■ Problem ■
Wherever "patio" appears in a line, copy that line.

■ Data provided ■

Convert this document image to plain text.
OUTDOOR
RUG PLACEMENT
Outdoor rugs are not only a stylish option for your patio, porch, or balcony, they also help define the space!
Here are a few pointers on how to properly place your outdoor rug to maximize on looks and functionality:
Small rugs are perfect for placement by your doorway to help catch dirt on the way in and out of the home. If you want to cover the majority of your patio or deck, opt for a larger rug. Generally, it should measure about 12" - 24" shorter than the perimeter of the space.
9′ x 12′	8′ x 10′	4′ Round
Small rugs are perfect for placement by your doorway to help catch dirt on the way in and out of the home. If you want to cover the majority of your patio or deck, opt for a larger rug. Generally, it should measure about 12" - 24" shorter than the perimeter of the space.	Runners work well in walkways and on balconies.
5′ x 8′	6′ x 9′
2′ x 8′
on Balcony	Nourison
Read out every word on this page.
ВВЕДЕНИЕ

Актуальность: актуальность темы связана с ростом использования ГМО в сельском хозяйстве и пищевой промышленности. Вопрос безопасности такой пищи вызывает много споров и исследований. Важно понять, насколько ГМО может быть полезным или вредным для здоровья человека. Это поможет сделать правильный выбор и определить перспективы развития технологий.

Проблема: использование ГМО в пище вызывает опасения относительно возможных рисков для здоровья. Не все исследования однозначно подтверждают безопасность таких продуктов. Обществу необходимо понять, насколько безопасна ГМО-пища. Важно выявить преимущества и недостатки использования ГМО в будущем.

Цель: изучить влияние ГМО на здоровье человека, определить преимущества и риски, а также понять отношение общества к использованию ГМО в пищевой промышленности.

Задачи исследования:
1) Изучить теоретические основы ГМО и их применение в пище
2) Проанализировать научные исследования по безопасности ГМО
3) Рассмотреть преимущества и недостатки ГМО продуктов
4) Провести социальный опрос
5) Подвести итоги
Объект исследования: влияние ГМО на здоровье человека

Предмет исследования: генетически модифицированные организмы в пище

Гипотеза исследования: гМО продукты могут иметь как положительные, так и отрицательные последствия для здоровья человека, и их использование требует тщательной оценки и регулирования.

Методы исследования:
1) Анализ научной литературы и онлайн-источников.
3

■ Completed exercise ■
Outdoor rugs are not only a stylish option for your patio, porch, or balcony, they also help define the space!
Small rugs are perfect for placement by your doorway to help catch dirt on the way in and out of the home. If you want to cover the majority of your patio or deck, opt for a larger rug. Generally, it should measure about 12" - 24" shorter than the perimeter of the space.
Small rugs are perfect for placement by your doorway to help catch dirt on the way in and out of the home. If you want to cover the majority of your patio or deck, opt for a larger rug. Generally, it should measure about 12" - 24" shorter than the perimeter of the space.	Runners work well in walkways and on balconies.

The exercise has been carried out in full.